Hi everyone,
I’m working with CUSOLVERRF.jl to solve multiple sparse linear systems on the GPU, using the high-level RFLU
API: GitHub - exanauts/CUSOLVERRF.jl: A Julia wrapper for cusolverRF
All systems share the same sparsity pattern, but have different matrix values. I’m trying to run multiple solves in parallel using Threads.@threads
. My goal is to have a code that is as fast as possible. At the moment I don’t want/can use CUDA itself.
Typical code I’m using (works serially):
rf = RFLU(dA; symbolic=:RF) # only once
for i in 1:N
dA.nzVal .= new_values[i] # update matrix values
lu!(rf, dA) # update numeric factorization
copyto!(db, b[i]) # copy RHS
ldiv!(rf, db) # solve A*x = b
end
This works great in serial.
What I want to do:
Run this loop in parallel using @threads
to speed up processing of many systems:
rf = RFLU(dA; symbolic=:RF) # only once
@threads for i in 1:N
dA.nzVal .= new_values[i]
lu!(rf, dA)
copyto!(db, b[i])
ldiv!(rf, db)

:: DATA SHOWN ::

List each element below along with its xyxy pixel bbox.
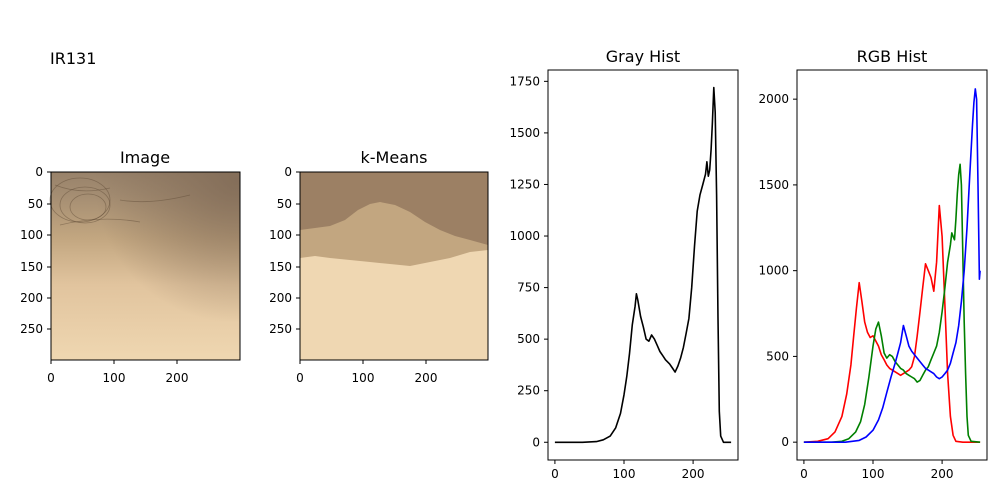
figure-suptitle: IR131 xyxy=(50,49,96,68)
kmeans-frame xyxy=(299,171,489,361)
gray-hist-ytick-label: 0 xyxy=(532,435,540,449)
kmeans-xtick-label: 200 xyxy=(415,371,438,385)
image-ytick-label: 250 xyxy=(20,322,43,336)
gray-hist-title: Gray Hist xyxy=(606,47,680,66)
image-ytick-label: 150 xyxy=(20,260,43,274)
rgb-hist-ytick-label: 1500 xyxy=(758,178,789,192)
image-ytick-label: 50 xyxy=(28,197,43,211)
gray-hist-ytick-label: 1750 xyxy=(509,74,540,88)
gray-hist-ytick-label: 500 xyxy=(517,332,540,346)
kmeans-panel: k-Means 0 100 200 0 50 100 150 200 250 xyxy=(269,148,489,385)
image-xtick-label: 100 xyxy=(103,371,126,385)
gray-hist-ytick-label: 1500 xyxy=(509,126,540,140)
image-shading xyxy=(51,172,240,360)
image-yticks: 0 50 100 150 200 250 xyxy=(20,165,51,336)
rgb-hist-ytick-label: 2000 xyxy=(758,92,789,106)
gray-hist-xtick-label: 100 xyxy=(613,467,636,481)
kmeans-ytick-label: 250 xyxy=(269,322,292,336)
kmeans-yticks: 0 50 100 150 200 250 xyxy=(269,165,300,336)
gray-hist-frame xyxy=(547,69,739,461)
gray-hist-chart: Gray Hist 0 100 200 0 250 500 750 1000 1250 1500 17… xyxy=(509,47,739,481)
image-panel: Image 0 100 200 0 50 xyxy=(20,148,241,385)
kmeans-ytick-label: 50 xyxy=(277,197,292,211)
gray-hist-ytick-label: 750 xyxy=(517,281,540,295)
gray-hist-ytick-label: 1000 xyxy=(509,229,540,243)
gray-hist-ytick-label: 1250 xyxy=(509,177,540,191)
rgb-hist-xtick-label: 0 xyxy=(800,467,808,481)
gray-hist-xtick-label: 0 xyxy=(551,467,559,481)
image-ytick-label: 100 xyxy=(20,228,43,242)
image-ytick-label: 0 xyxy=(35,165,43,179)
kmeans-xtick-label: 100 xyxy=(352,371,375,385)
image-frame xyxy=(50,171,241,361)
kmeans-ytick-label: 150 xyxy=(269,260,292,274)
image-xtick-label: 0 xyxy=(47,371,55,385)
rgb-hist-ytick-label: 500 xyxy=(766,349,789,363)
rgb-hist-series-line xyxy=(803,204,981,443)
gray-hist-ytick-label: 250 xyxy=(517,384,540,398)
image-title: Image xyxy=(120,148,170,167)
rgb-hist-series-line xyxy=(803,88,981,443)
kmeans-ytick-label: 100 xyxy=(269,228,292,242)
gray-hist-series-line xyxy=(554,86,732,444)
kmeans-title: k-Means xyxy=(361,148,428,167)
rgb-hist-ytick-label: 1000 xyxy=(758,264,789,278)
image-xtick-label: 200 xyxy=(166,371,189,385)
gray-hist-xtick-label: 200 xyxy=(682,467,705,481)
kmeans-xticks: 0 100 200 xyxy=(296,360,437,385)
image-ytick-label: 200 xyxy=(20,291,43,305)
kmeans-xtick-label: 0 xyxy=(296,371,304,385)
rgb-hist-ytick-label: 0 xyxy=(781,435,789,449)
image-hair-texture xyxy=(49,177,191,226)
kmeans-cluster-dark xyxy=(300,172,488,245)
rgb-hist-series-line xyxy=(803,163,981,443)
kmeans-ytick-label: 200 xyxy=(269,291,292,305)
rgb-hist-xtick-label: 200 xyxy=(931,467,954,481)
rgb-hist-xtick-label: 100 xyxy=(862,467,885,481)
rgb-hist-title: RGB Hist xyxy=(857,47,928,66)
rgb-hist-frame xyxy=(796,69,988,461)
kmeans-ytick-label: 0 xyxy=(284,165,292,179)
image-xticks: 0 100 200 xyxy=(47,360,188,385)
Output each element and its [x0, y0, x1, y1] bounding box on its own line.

---

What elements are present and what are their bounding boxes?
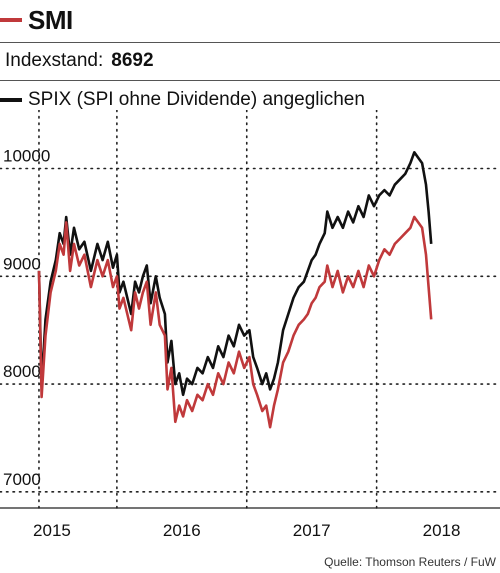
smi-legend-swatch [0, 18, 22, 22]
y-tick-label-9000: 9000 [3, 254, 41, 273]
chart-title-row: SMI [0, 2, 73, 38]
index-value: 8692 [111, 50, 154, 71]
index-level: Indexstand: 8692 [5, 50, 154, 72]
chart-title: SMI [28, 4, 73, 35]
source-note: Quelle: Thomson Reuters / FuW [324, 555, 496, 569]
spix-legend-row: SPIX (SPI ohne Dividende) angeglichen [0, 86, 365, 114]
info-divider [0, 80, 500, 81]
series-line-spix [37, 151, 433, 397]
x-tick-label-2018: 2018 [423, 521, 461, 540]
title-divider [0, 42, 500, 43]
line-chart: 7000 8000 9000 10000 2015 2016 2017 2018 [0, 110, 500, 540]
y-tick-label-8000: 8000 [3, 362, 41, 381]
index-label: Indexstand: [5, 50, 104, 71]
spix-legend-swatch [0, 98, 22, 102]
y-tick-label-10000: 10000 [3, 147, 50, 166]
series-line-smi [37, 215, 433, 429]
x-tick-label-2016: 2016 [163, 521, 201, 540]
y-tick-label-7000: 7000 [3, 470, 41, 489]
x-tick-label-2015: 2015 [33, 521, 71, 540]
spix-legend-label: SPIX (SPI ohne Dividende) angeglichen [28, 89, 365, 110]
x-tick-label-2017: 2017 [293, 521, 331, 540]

:: WORK INSTRUCTIONS ::
1. Summarize the forum post about solving sparse systems with CUSOLVERRF.jl in two sentences.
2. Extend the forum post on parallel CUSOLVERRF.jl solves from the point where it stops.

:: RESULTS BY TASK ::
1. The writer uses the high-level RFLU API of CUSOLVERRF.jl to solve many sparse linear systems on the GPU that share the same sparsity pattern but have different matrix values, aiming for code that is as fast as possible. A loop that builds the factorization object once and then, for each system, updates the matrix values, refactorizes, copies the right-hand side and solves works well in serial, and the writer wants to run that loop in parallel with Threads.@threads.

2.
end
But this leads to wrong results because the rf
object is not thread-safe. I can’t work with locks or similar methods to avoid data-races because that would lead to a serial execution.
My question
Is there a safe and efficient way to reuse the same RFLU
symbolic factorization across threads? With these points in mind:
- Can I clone
rf
so that each thread has its own copy of the numeric buffers, but reuses the symbolic structure? Copying does not work. - I want to avoid calling
RFLU(dA)
in each thread, because that recomputes the symbolic factorization and is slow.
Any suggestions or workarounds would be really appreciated.
Thanks in advance!